> Request
Only the lines from the one containing "Type out the text in this image." through the end of the entries should be returned, exactly as they are, with the pictures omitted.

*** Given records ***

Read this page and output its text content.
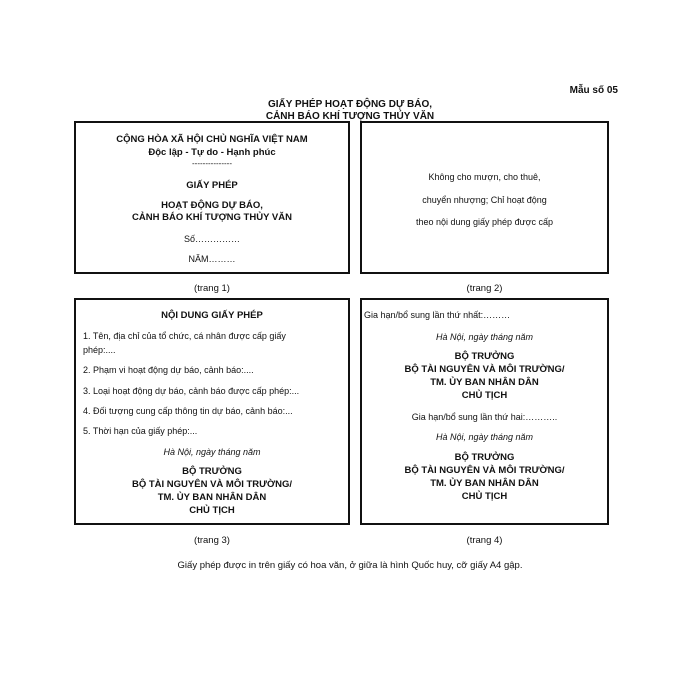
Mẫu số 05
GIẤY PHÉP HOẠT ĐỘNG DỰ BÁO,
CẢNH BÁO KHÍ TƯỢNG THỦY VĂN
CỘNG HÒA XÃ HỘI CHỦ NGHĨA VIỆT NAM
Độc lập - Tự do - Hạnh phúc
---------------
GIẤY PHÉP
HOẠT ĐỘNG DỰ BÁO,
CẢNH BÁO KHÍ TƯỢNG THỦY VĂN
Số……………
NĂM………
(trang 1)
Không cho mượn, cho thuê,
chuyển nhượng; Chỉ hoạt động
theo nội dung giấy phép được cấp
(trang 2)
NỘI DUNG GIẤY PHÉP
1. Tên, địa chỉ của tổ chức, cá nhân được cấp giấy
phép:....
2. Phạm vi hoạt động dự báo, cảnh báo:....
3. Loại hoạt động dự báo, cảnh báo được cấp phép:...
4. Đối tượng cung cấp thông tin dự báo, cảnh báo:...
5. Thời hạn của giấy phép:...
Hà Nội, ngày tháng năm
BỘ TRƯỞNG
BỘ TÀI NGUYÊN VÀ MÔI TRƯỜNG/
TM. ỦY BAN NHÂN DÂN
CHỦ TỊCH
(trang 3)
Gia hạn/bổ sung lần thứ nhất:………
Hà Nội, ngày tháng năm
BỘ TRƯỞNG
BỘ TÀI NGUYÊN VÀ MÔI TRƯỜNG/
TM. ỦY BAN NHÂN DÂN
CHỦ TỊCH
Gia hạn/bổ sung lần thứ hai:………..
Hà Nội, ngày tháng năm
BỘ TRƯỞNG
BỘ TÀI NGUYÊN VÀ MÔI TRƯỜNG/
TM. ỦY BAN NHÂN DÂN
CHỦ TỊCH
(trang 4)
Giấy phép được in trên giấy có hoa văn, ở giữa là hình Quốc huy, cỡ giấy A4 gập.
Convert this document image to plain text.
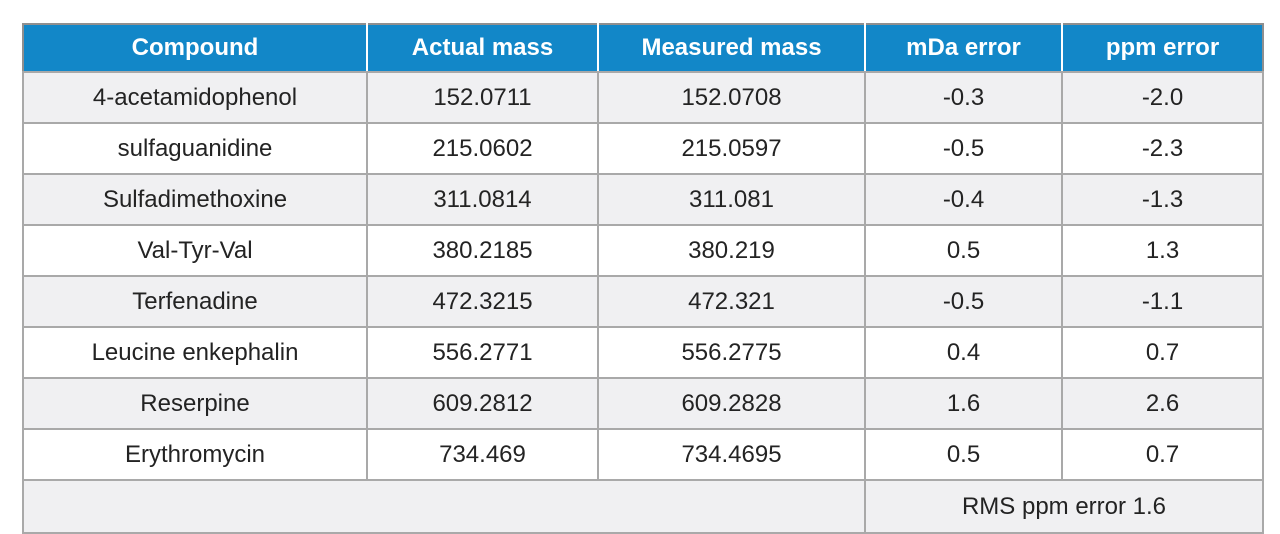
Compound	Actual mass	Measured mass	mDa error	ppm error
4-acetamidophenol	152.0711	152.0708	-0.3	-2.0
sulfaguanidine	215.0602	215.0597	-0.5	-2.3
Sulfadimethoxine	311.0814	311.081	-0.4	-1.3
Val-Tyr-Val	380.2185	380.219	0.5	1.3
Terfenadine	472.3215	472.321	-0.5	-1.1
Leucine enkephalin	556.2771	556.2775	0.4	0.7
Reserpine	609.2812	609.2828	1.6	2.6
Erythromycin	734.469	734.4695	0.5	0.7
			RMS ppm error 1.6	
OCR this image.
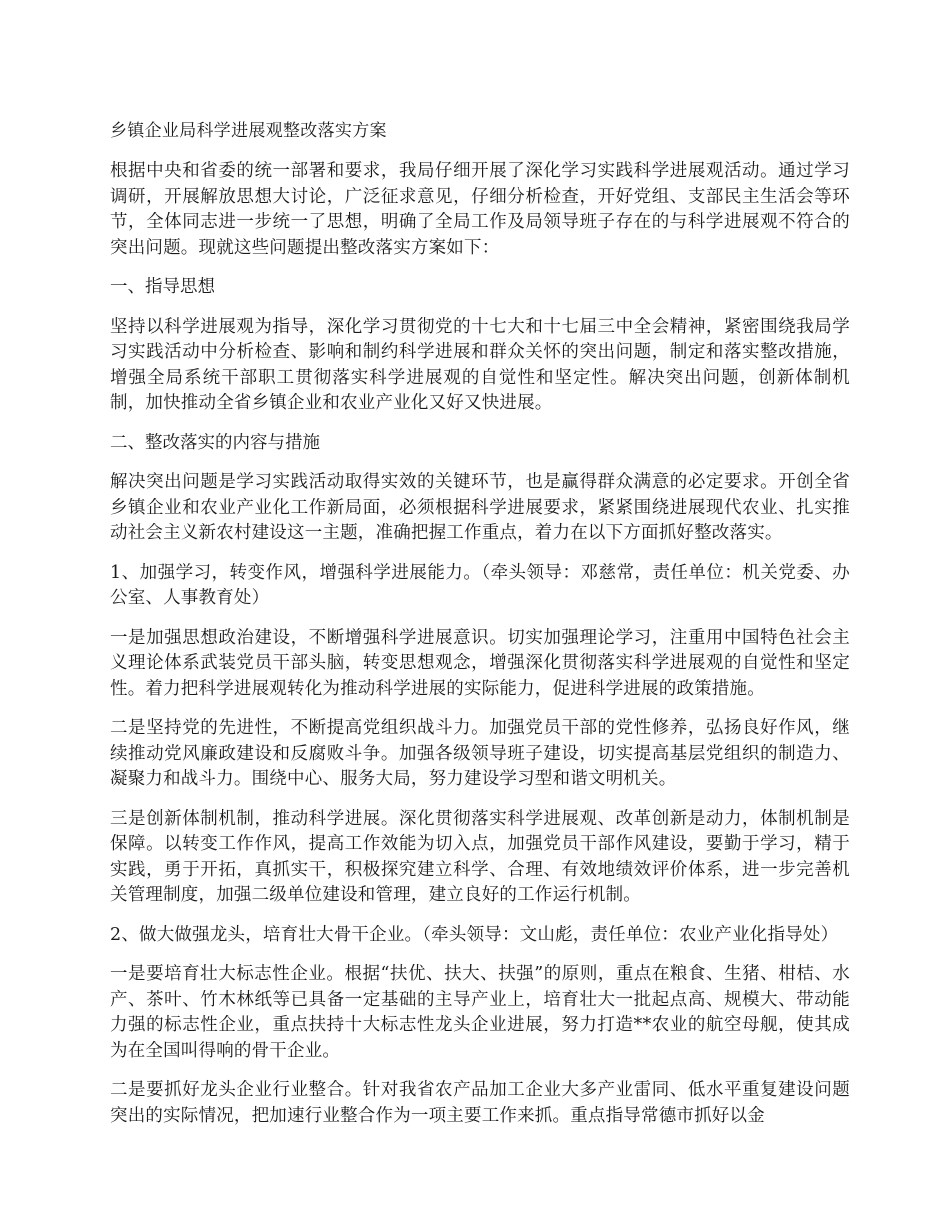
乡镇企业局科学进展观整改落实方案

根据中央和省委的统一部署和要求，我局仔细开展了深化学习实践科学进展观活动。通过学习调研，开展解放思想大讨论，广泛征求意见，仔细分析检查，开好党组、支部民主生活会等环节，全体同志进一步统一了思想，明确了全局工作及局领导班子存在的与科学进展观不符合的突出问题。现就这些问题提出整改落实方案如下：

一、指导思想

坚持以科学进展观为指导，深化学习贯彻党的十七大和十七届三中全会精神，紧密围绕我局学习实践活动中分析检查、影响和制约科学进展和群众关怀的突出问题，制定和落实整改措施，增强全局系统干部职工贯彻落实科学进展观的自觉性和坚定性。解决突出问题，创新体制机制，加快推动全省乡镇企业和农业产业化又好又快进展。

二、整改落实的内容与措施

解决突出问题是学习实践活动取得实效的关键环节，也是赢得群众满意的必定要求。开创全省乡镇企业和农业产业化工作新局面，必须根据科学进展要求，紧紧围绕进展现代农业、扎实推动社会主义新农村建设这一主题，准确把握工作重点，着力在以下方面抓好整改落实。

1、加强学习，转变作风，增强科学进展能力。（牵头领导：邓慈常，责任单位：机关党委、办公室、人事教育处）

一是加强思想政治建设，不断增强科学进展意识。切实加强理论学习，注重用中国特色社会主义理论体系武装党员干部头脑，转变思想观念，增强深化贯彻落实科学进展观的自觉性和坚定性。着力把科学进展观转化为推动科学进展的实际能力，促进科学进展的政策措施。

二是坚持党的先进性，不断提高党组织战斗力。加强党员干部的党性修养，弘扬良好作风，继续推动党风廉政建设和反腐败斗争。加强各级领导班子建设，切实提高基层党组织的制造力、凝聚力和战斗力。围绕中心、服务大局，努力建设学习型和谐文明机关。

三是创新体制机制，推动科学进展。深化贯彻落实科学进展观、改革创新是动力，体制机制是保障。以转变工作作风，提高工作效能为切入点，加强党员干部作风建设，要勤于学习，精于实践，勇于开拓，真抓实干，积极探究建立科学、合理、有效地绩效评价体系，进一步完善机关管理制度，加强二级单位建设和管理，建立良好的工作运行机制。

2、做大做强龙头，培育壮大骨干企业。（牵头领导：文山彪，责任单位：农业产业化指导处）

一是要培育壮大标志性企业。根据“扶优、扶大、扶强”的原则，重点在粮食、生猪、柑桔、水产、茶叶、竹木林纸等已具备一定基础的主导产业上，培育壮大一批起点高、规模大、带动能力强的标志性企业，重点扶持十大标志性龙头企业进展，努力打造**农业的航空母舰，使其成为在全国叫得响的骨干企业。

二是要抓好龙头企业行业整合。针对我省农产品加工企业大多产业雷同、低水平重复建设问题突出的实际情况，把加速行业整合作为一项主要工作来抓。重点指导常德市抓好以金
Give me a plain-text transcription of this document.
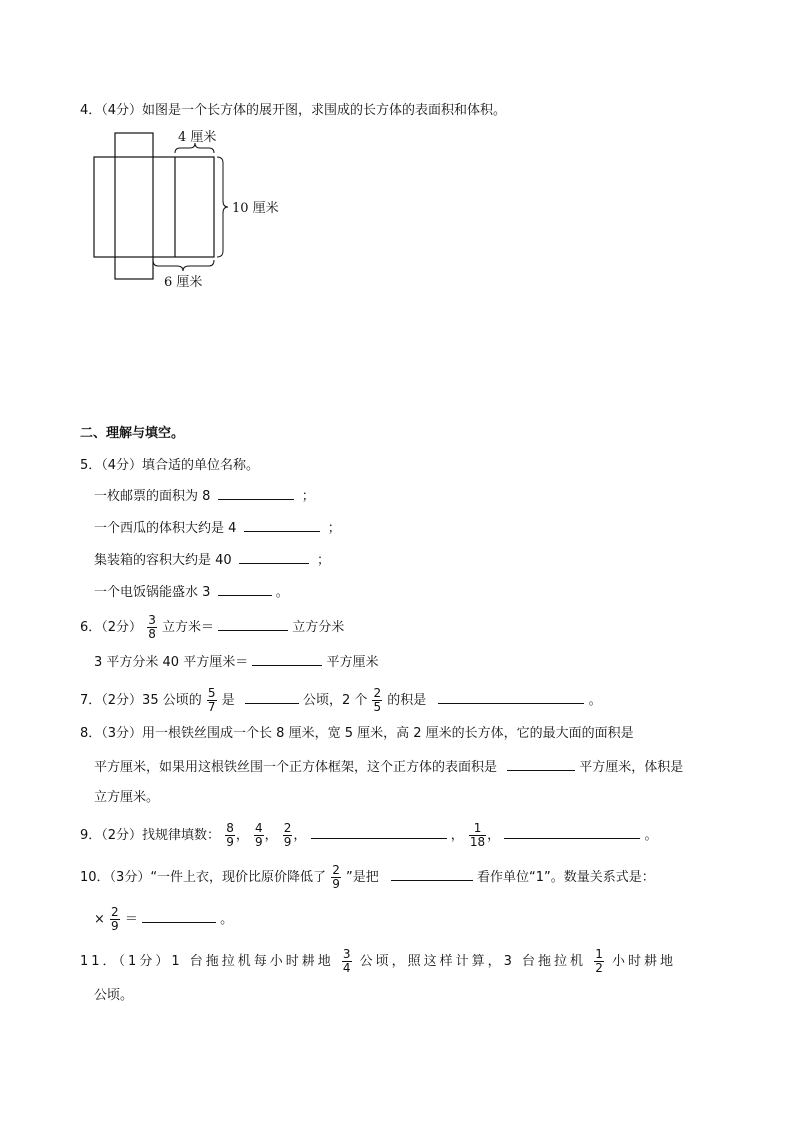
4．（4分）如图是一个长方体的展开图，求围成的长方体的表面积和体积。
4 厘米
10 厘米
6 厘米
二、理解与填空。
5．（4分）填合适的单位名称。
一枚邮票的面积为 8	；
一个西瓜的体积大约是 4	；
集装箱的容积大约是 40	；
一个电饭锅能盛水 3	。
6．（2分） $\frac{3}{8}$ 立方米＝	立方分米
3 平方分米 40 平方厘米＝	平方厘米
7．（2分）35 公顷的 $\frac{5}{7}$ 是	公顷，2 个 $\frac{2}{5}$ 的积是	。
8．（3分）用一根铁丝围成一个长 8 厘米，宽 5 厘米，高 2 厘米的长方体，它的最大面的面积是
平方厘米，如果用这根铁丝围一个正方体框架，这个正方体的表面积是	平方厘米，体积是
立方厘米。
9．（2分）找规律填数： $\frac{8}{9}$ ， $\frac{4}{9}$ ， $\frac{2}{9}$ ，	， $\frac{1}{18}$ ，	。
10．（3分）“一件上衣，现价比原价降低了 $\frac{2}{9}$ ”是把	看作单位“1”。数量关系式是：
× $\frac{2}{9}$ ＝	。
11．（1分）1 台拖拉机每小时耕地 $\frac{3}{4}$ 公顷，照这样计算，3 台拖拉机 $\frac{1}{2}$ 小时耕地
公顷。
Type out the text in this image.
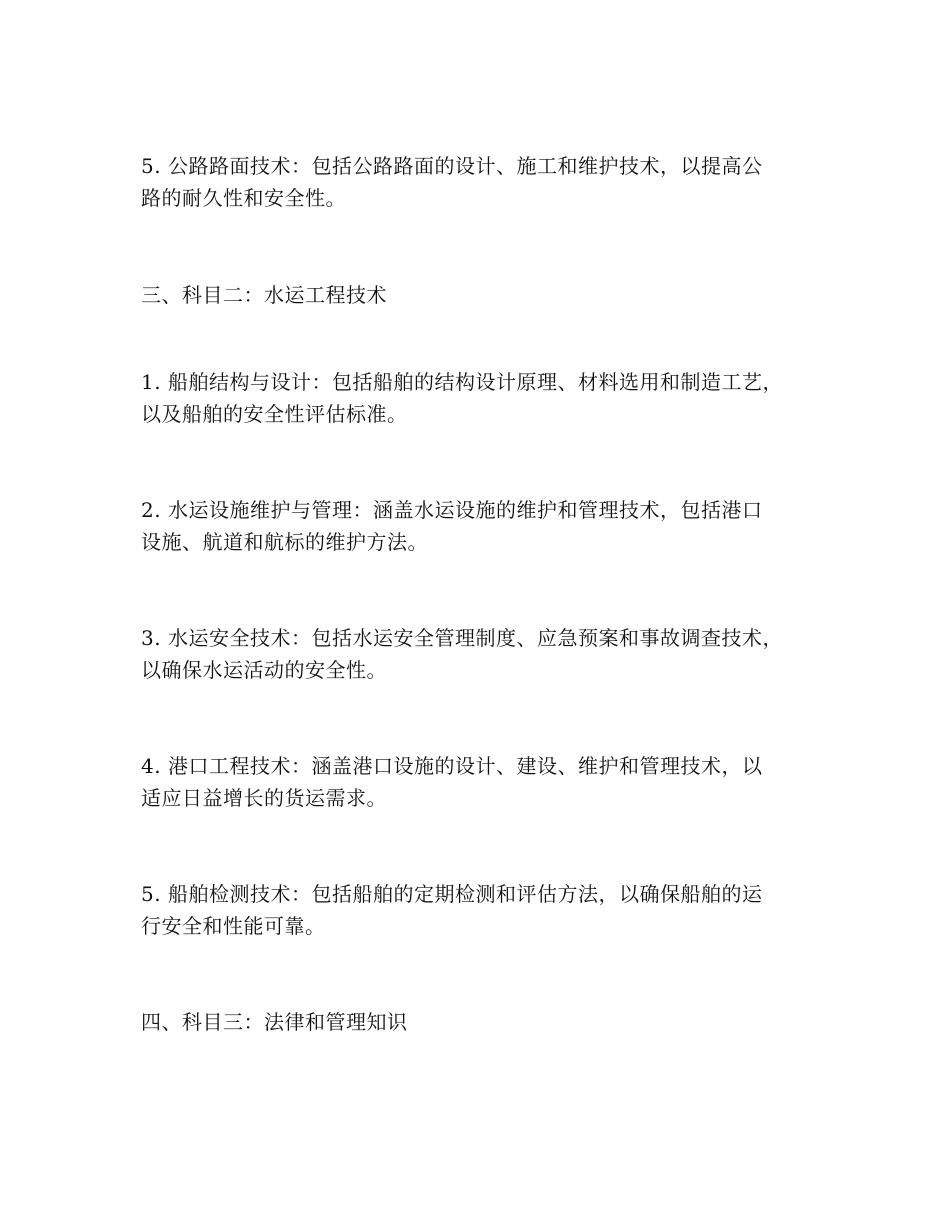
5. 公路路面技术：包括公路路面的设计、施工和维护技术，以提高公
路的耐久性和安全性。

三、科目二：水运工程技术

1. 船舶结构与设计：包括船舶的结构设计原理、材料选用和制造工艺，
以及船舶的安全性评估标准。

2. 水运设施维护与管理：涵盖水运设施的维护和管理技术，包括港口
设施、航道和航标的维护方法。

3. 水运安全技术：包括水运安全管理制度、应急预案和事故调查技术，
以确保水运活动的安全性。

4. 港口工程技术：涵盖港口设施的设计、建设、维护和管理技术，以
适应日益增长的货运需求。

5. 船舶检测技术：包括船舶的定期检测和评估方法，以确保船舶的运
行安全和性能可靠。

四、科目三：法律和管理知识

***

> Task output
Type out the text in this image.
5. 公路路面技术：包括公路路面的设计、施工和维护技术，以提高公
路的耐久性和安全性。

三、科目二：水运工程技术

1. 船舶结构与设计：包括船舶的结构设计原理、材料选用和制造工艺，
以及船舶的安全性评估标准。

2. 水运设施维护与管理：涵盖水运设施的维护和管理技术，包括港口
设施、航道和航标的维护方法。

3. 水运安全技术：包括水运安全管理制度、应急预案和事故调查技术，
以确保水运活动的安全性。

4. 港口工程技术：涵盖港口设施的设计、建设、维护和管理技术，以
适应日益增长的货运需求。

5. 船舶检测技术：包括船舶的定期检测和评估方法，以确保船舶的运
行安全和性能可靠。

四、科目三：法律和管理知识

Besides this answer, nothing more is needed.